▶ _Material to process_:
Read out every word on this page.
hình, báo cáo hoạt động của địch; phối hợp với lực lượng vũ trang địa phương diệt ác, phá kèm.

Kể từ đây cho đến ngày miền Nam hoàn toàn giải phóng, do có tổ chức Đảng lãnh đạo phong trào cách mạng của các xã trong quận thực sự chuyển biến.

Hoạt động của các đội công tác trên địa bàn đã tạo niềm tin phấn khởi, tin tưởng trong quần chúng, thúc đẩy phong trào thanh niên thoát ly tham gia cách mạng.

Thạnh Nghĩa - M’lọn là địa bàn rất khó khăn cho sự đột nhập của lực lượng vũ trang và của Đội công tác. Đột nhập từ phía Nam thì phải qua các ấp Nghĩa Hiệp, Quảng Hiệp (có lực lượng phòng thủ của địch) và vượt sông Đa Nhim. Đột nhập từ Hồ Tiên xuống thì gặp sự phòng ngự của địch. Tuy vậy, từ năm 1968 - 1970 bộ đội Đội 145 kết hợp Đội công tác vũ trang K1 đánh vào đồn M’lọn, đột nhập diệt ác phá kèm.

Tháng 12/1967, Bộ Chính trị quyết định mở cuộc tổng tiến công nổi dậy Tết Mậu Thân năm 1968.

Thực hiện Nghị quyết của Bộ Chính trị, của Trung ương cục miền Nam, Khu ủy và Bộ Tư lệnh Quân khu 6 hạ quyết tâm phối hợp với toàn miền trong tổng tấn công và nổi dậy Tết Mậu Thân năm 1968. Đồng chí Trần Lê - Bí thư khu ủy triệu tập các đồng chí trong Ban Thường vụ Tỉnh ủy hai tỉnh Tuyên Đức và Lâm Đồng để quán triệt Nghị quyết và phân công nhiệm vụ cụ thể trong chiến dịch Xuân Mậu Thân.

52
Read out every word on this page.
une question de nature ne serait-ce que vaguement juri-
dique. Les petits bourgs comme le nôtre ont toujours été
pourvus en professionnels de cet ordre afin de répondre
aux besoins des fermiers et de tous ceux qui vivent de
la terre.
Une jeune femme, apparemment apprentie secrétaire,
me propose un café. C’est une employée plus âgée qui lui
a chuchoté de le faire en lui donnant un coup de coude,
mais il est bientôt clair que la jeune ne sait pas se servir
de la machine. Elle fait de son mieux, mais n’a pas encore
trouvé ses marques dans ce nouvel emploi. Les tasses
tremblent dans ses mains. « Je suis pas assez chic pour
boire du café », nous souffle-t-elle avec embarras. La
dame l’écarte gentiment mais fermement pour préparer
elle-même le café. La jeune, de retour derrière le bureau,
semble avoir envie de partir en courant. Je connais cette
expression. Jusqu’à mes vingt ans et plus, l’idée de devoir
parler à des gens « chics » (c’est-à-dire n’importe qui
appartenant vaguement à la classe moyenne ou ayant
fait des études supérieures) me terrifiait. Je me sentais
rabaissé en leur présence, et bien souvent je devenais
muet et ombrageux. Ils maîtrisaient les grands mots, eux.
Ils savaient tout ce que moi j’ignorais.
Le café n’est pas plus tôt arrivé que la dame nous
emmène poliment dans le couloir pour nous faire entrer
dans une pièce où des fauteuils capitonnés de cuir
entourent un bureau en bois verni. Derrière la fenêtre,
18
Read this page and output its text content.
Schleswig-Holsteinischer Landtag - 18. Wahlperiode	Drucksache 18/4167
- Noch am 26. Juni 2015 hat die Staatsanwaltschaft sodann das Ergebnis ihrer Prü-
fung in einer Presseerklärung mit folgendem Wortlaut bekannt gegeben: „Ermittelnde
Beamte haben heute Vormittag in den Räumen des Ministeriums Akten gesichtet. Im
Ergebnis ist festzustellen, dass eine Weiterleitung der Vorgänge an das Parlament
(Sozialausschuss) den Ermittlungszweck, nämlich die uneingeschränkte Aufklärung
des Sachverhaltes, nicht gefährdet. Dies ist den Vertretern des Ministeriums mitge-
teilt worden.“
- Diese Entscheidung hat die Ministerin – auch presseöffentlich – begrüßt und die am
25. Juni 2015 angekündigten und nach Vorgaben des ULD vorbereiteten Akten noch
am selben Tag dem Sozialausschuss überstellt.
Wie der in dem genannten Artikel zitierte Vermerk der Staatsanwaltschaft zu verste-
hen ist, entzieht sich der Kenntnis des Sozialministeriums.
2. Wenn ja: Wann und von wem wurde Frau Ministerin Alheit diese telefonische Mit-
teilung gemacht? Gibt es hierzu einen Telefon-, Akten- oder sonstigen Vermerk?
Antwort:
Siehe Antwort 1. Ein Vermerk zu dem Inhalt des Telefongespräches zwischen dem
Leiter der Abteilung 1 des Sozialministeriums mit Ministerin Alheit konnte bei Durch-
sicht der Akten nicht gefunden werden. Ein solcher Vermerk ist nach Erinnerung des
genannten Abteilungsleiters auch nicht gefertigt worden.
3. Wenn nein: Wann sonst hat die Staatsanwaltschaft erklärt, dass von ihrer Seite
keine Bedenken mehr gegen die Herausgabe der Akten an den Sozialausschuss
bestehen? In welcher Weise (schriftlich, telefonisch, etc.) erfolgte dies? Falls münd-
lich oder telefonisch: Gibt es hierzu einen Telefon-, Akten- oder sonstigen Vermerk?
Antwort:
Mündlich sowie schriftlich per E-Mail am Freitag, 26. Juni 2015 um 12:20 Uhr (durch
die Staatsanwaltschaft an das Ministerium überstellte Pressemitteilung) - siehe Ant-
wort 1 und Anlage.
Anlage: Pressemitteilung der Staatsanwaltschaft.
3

▶ _Given instruction_: Scan the records above for the string "dame", then select every line that holds it.

▶ _In response_:
dame l’écarte gentiment mais fermement pour préparer
Le café n’est pas plus tôt arrivé que la dame nous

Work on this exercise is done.